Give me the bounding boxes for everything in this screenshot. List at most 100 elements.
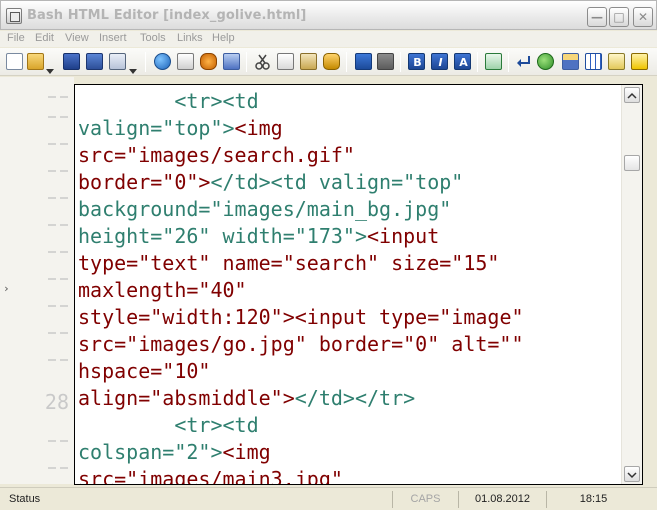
code-token-attr: background="images/main_bg.jpg" <box>78 197 452 221</box>
toolbar: B I A <box>0 48 657 76</box>
code-line[interactable]: background="images/main_bg.jpg" <box>78 196 451 223</box>
open-dropdown-icon[interactable] <box>46 59 54 74</box>
code-line[interactable]: height="26" width="173"><input <box>78 223 439 250</box>
status-date: 01.08.2012 <box>458 491 542 508</box>
italic-button[interactable]: I <box>431 53 448 70</box>
code-line[interactable]: src="images/main3.jpg" <box>78 466 343 484</box>
toolbar-separator <box>346 52 347 72</box>
paste-icon[interactable] <box>300 53 317 70</box>
code-line[interactable]: maxlength="40" <box>78 277 247 304</box>
code-token-tag: hspace="10" <box>78 359 211 383</box>
code-token-attr: height="26" width="173"> <box>78 224 367 248</box>
vertical-scrollbar[interactable] <box>621 85 642 484</box>
stop-icon[interactable] <box>377 53 394 70</box>
preview-dropdown-icon[interactable] <box>129 59 137 74</box>
open-folder-icon[interactable] <box>27 53 44 70</box>
table-icon[interactable] <box>585 53 602 70</box>
close-button[interactable]: ✕ <box>633 7 653 27</box>
code-token-attr: valign="top"> <box>78 116 235 140</box>
code-line[interactable]: <tr><td <box>78 88 258 115</box>
code-line[interactable]: hspace="10" <box>78 358 210 385</box>
gutter-line-number: 28 <box>0 390 72 417</box>
chevron-down-icon <box>46 69 54 74</box>
palette-icon[interactable] <box>200 53 217 70</box>
save-all-icon[interactable] <box>86 53 103 70</box>
code-token-attr: colspan="2"> <box>78 440 223 464</box>
menu-edit[interactable]: Edit <box>35 32 54 44</box>
gutter-line <box>0 178 72 205</box>
code-token-attr <box>78 413 174 437</box>
code-token-tag: style="width:120"> <box>78 305 295 329</box>
find-icon[interactable] <box>323 53 340 70</box>
maximize-icon: □ <box>613 10 625 24</box>
maximize-button[interactable]: □ <box>609 7 629 27</box>
menu-file[interactable]: File <box>7 32 25 44</box>
code-area[interactable]: <tr><td valign="top"><img src="images/sear… <box>78 88 620 484</box>
code-token-tag: src="images/go.jpg" border="0" alt="" <box>78 332 524 356</box>
help-icon[interactable] <box>631 53 648 70</box>
code-line[interactable]: <tr><td <box>78 412 259 439</box>
code-line[interactable]: type="text" name="search" size="15" <box>78 250 499 277</box>
code-line[interactable]: colspan="2"><img <box>78 439 271 466</box>
code-token-tag: maxlength="40" <box>78 278 247 302</box>
line-gutter: 28 › <box>0 77 74 484</box>
menu-view[interactable]: View <box>65 32 89 44</box>
copy-icon[interactable] <box>277 53 294 70</box>
code-line[interactable]: src="images/search.gif" <box>78 142 355 169</box>
gutter-line <box>0 448 72 475</box>
code-token-tag: <img <box>222 440 271 464</box>
new-file-icon[interactable] <box>6 53 23 70</box>
scroll-up-button[interactable] <box>624 87 640 103</box>
arrow-up-icon <box>627 92 637 99</box>
line-number: 28 <box>44 390 69 414</box>
caps-indicator: CAPS <box>392 491 454 508</box>
web-page-icon[interactable] <box>223 53 240 70</box>
image-globe-icon[interactable] <box>537 53 554 70</box>
menu-links[interactable]: Links <box>177 32 203 44</box>
gutter-line <box>0 259 72 286</box>
globe-icon[interactable] <box>154 53 171 70</box>
toolbar-separator <box>246 52 247 72</box>
gutter-line <box>0 205 72 232</box>
status-text: Status <box>9 493 41 505</box>
code-line[interactable]: valign="top"><img <box>78 115 283 142</box>
title-bar: Bash HTML Editor [index_golive.html] — □… <box>0 0 657 30</box>
status-bar: Status CAPS 01.08.2012 18:15 <box>0 487 657 510</box>
status-time: 18:15 <box>546 491 636 508</box>
code-token-attr: </td><td valign="top" <box>210 170 464 194</box>
code-token-tag: <img <box>234 116 283 140</box>
enter-arrow-icon <box>517 56 530 67</box>
current-line-marker: › <box>3 282 10 295</box>
toolbar-separator <box>477 52 478 72</box>
preview-icon[interactable] <box>109 53 126 70</box>
cut-icon[interactable] <box>254 53 271 70</box>
code-line[interactable]: src="images/go.jpg" border="0" alt="" <box>78 331 524 358</box>
save-icon[interactable] <box>63 53 80 70</box>
minimize-icon: — <box>591 10 603 24</box>
code-editor[interactable]: <tr><td valign="top"><img src="images/sear… <box>74 84 643 485</box>
code-line[interactable]: align="absmiddle"></td></tr> <box>78 385 415 412</box>
scissors-icon <box>255 54 270 70</box>
scroll-thumb[interactable] <box>624 155 640 171</box>
gutter-line <box>0 421 72 448</box>
undo-icon[interactable] <box>355 53 372 70</box>
font-button[interactable]: A <box>454 53 471 70</box>
menu-tools[interactable]: Tools <box>140 32 166 44</box>
menu-insert[interactable]: Insert <box>99 32 127 44</box>
scroll-down-button[interactable] <box>624 466 640 482</box>
document-search-icon[interactable] <box>177 53 194 70</box>
code-token-attr <box>78 89 174 113</box>
code-token-attr: </td></tr> <box>294 386 416 410</box>
menu-help[interactable]: Help <box>212 32 235 44</box>
note-icon[interactable] <box>608 53 625 70</box>
code-token-attr: <tr><td <box>174 413 259 437</box>
code-line[interactable]: style="width:120"><input type="image" <box>78 304 524 331</box>
return-icon[interactable] <box>515 53 532 70</box>
window-title: Bash HTML Editor [index_golive.html] <box>27 8 307 23</box>
minimize-button[interactable]: — <box>587 7 607 27</box>
code-token-tag: <input type="image" <box>294 305 524 329</box>
align-icon[interactable] <box>485 53 502 70</box>
bold-button[interactable]: B <box>408 53 425 70</box>
form-icon[interactable] <box>562 53 579 70</box>
code-line[interactable]: border="0"></td><td valign="top" <box>78 169 463 196</box>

### [Directions]
Report every line above that contains the string "separator", copying each one in full.

### [Exercise result]
toolbar-separator <box>346 52 347 72</box>
toolbar-separator <box>246 52 247 72</box>
toolbar-separator <box>477 52 478 72</box>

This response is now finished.